▶ _Problem statement_: Will you output all of the data below exactly, omitting the images?
━━━ Data ━━━
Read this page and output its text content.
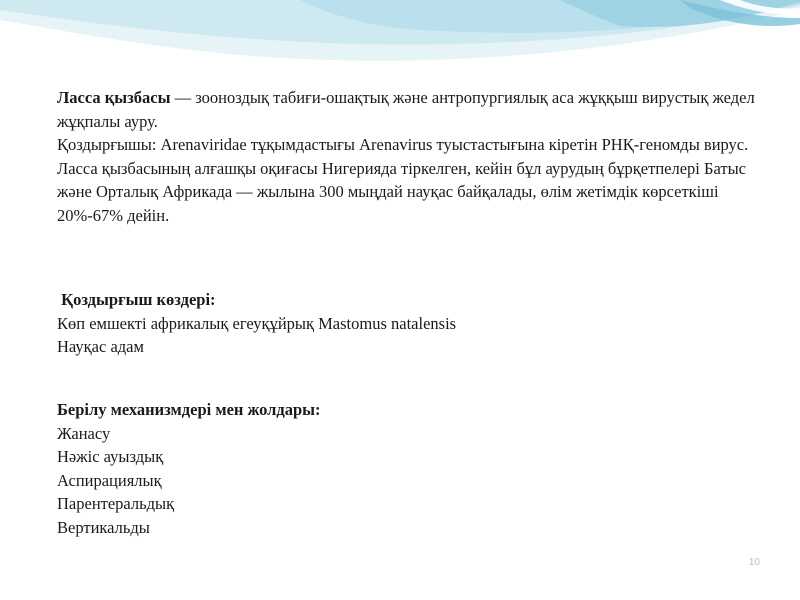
Ласса қызбасы — зооноздық табиғи-ошақтық және антропургиялық аса жұққыш вирустық жедел жұқпалы ауру.

Қоздырғышы: Arenaviridae тұқымдастығы Arenavirus туыстастығына кіретін РНҚ-геномды вирус.

Ласса қызбасының алғашқы оқиғасы Нигерияда тіркелген, кейін бұл аурудың бұрқетпелері Батыс және Орталық Африкада — жылына 300 мыңдай науқас байқалады, өлім жетімдік көрсеткіші 20%-67% дейін.

Қоздырғыш көздері:
Көп емшекті африкалық егеуқұйрық Mastomus natalensis
Науқас адам
Берілу механизмдері мен жолдары:
Жанасу
Нәжіс ауыздық
Аспирациялық
Парентеральдық
Вертикальды
10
━━━
▶ _Problem solution_:
Read this page and output its text content.
Ласса қызбасы — зооноздық табиғи-ошақтық және антропургиялық аса жұққыш вирустық жедел жұқпалы ауру.

Қоздырғышы: Arenaviridae тұқымдастығы Arenavirus туыстастығына кіретін РНҚ-геномды вирус.

Ласса қызбасының алғашқы оқиғасы Нигерияда тіркелген, кейін бұл аурудың бұрқетпелері Батыс және Орталық Африкада — жылына 300 мыңдай науқас байқалады, өлім жетімдік көрсеткіші 20%-67% дейін.

Қоздырғыш көздері:
Көп емшекті африкалық егеуқұйрық Mastomus natalensis
Науқас адам
Берілу механизмдері мен жолдары:
Жанасу
Нәжіс ауыздық
Аспирациялық
Парентеральдық
Вертикальды
10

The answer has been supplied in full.